───── PROVIDED DATA
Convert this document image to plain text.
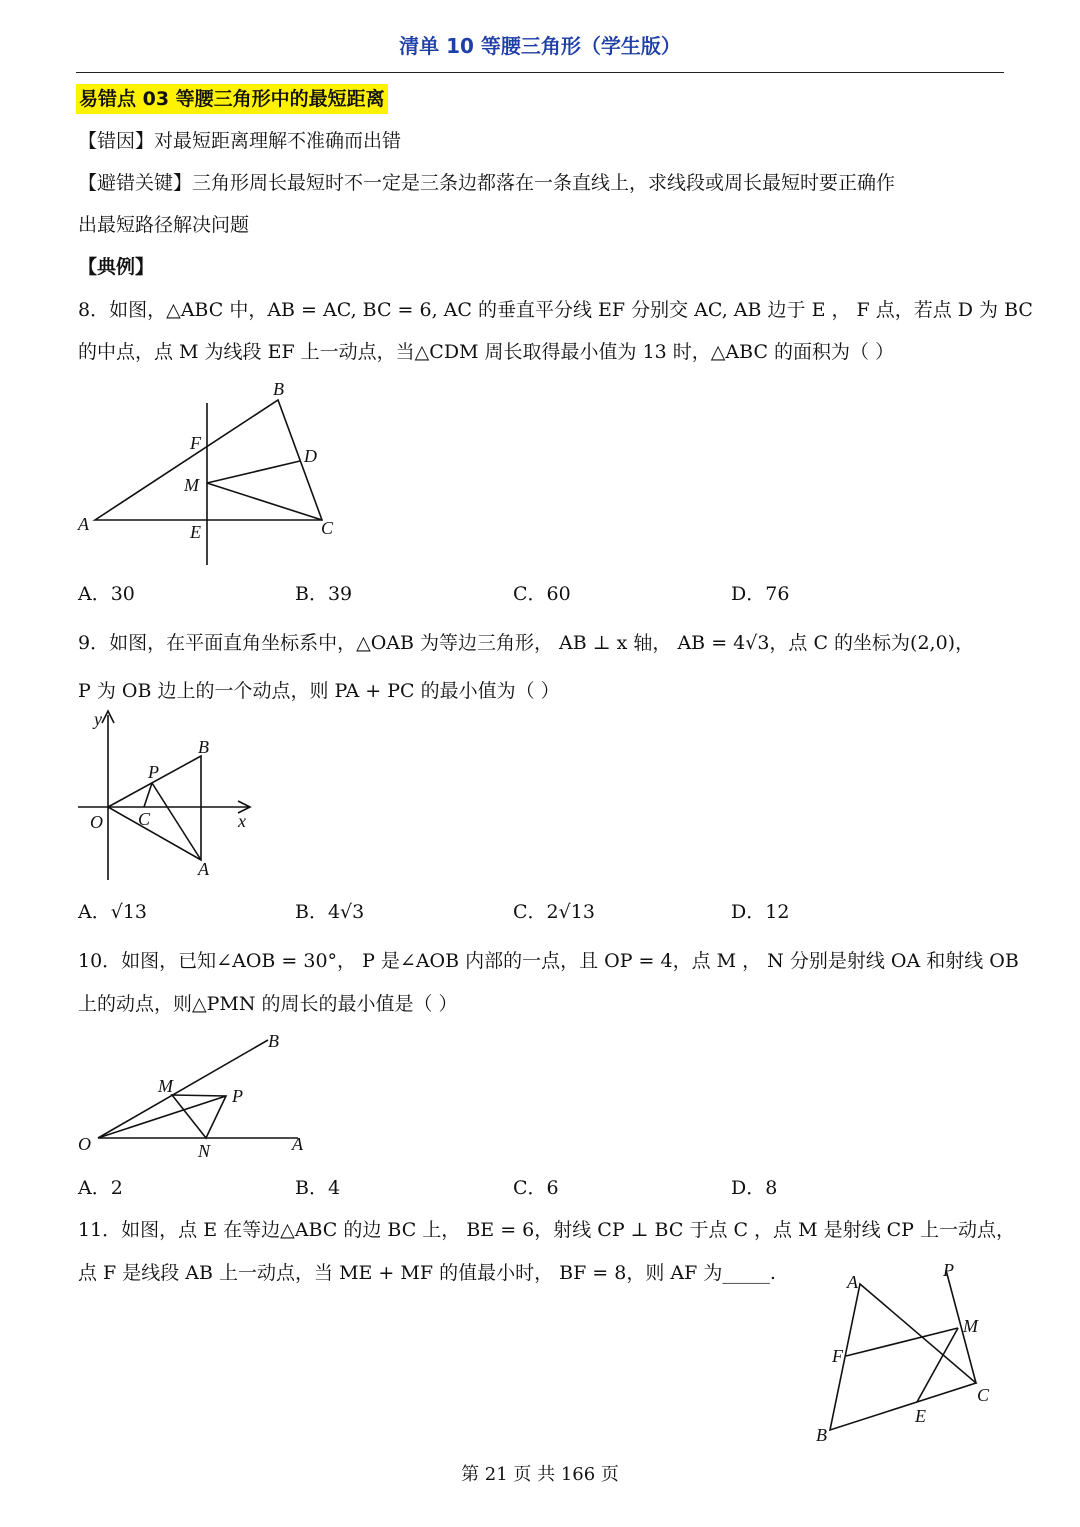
清单 10 等腰三角形（学生版）
易错点 03 等腰三角形中的最短距离
【错因】对最短距离理解不准确而出错
【避错关键】三角形周长最短时不一定是三条边都落在一条直线上，求线段或周长最短时要正确作
出最短路径解决问题
【典例】
8．如图，△ABC 中，AB = AC, BC = 6, AC 的垂直平分线 EF 分别交 AC, AB 边于 E ， F 点，若点 D 为 BC
的中点，点 M 为线段 EF 上一动点，当△CDM 周长取得最小值为 13 时，△ABC 的面积为（ ）
A
B
C
D
E
F
M
A．30	B．39	C．60	D．76
9．如图，在平面直角坐标系中，△OAB 为等边三角形， AB ⊥ x 轴， AB = 4√3，点 C 的坐标为(2,0)，
P 为 OB 边上的一个动点，则 PA + PC 的最小值为（ ）
y
x
O
A
B
C
P
A．√13	B．4√3	C．2√13	D．12
10．如图，已知∠AOB = 30°， P 是∠AOB 内部的一点，且 OP = 4，点 M ， N 分别是射线 OA 和射线 OB
上的动点，则△PMN 的周长的最小值是（ ）
O	A
B
M
N
P
A．2	B．4	C．6	D．8
11．如图，点 E 在等边△ABC 的边 BC 上， BE = 6，射线 CP ⊥ BC 于点 C ，点 M 是射线 CP 上一动点，
点 F 是线段 AB 上一动点，当 ME + MF 的值最小时， BF = 8，则 AF 为_____.	A
B
C
E
F
M
P
第 21 页 共 166 页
──────────
WHAT IS ASKED ▸
Retype the data above exactly; pictures are not part of the copy.

FINAL RESULT ▸
Convert this document image to plain text.
清单 10 等腰三角形（学生版）
易错点 03 等腰三角形中的最短距离
【错因】对最短距离理解不准确而出错
【避错关键】三角形周长最短时不一定是三条边都落在一条直线上，求线段或周长最短时要正确作
出最短路径解决问题
【典例】
8．如图，△ABC 中，AB = AC, BC = 6, AC 的垂直平分线 EF 分别交 AC, AB 边于 E ， F 点，若点 D 为 BC
的中点，点 M 为线段 EF 上一动点，当△CDM 周长取得最小值为 13 时，△ABC 的面积为（ ）
A
B
C
D
E
F
M
A．30	B．39	C．60	D．76
9．如图，在平面直角坐标系中，△OAB 为等边三角形， AB ⊥ x 轴， AB = 4√3，点 C 的坐标为(2,0)，
P 为 OB 边上的一个动点，则 PA + PC 的最小值为（ ）
y
x
O
A
B
C
P
A．√13	B．4√3	C．2√13	D．12
10．如图，已知∠AOB = 30°， P 是∠AOB 内部的一点，且 OP = 4，点 M ， N 分别是射线 OA 和射线 OB
上的动点，则△PMN 的周长的最小值是（ ）
O	A
B
M
N
P
A．2	B．4	C．6	D．8
11．如图，点 E 在等边△ABC 的边 BC 上， BE = 6，射线 CP ⊥ BC 于点 C ，点 M 是射线 CP 上一动点，
点 F 是线段 AB 上一动点，当 ME + MF 的值最小时， BF = 8，则 AF 为_____.	A
B
C
E
F
M
P
第 21 页 共 166 页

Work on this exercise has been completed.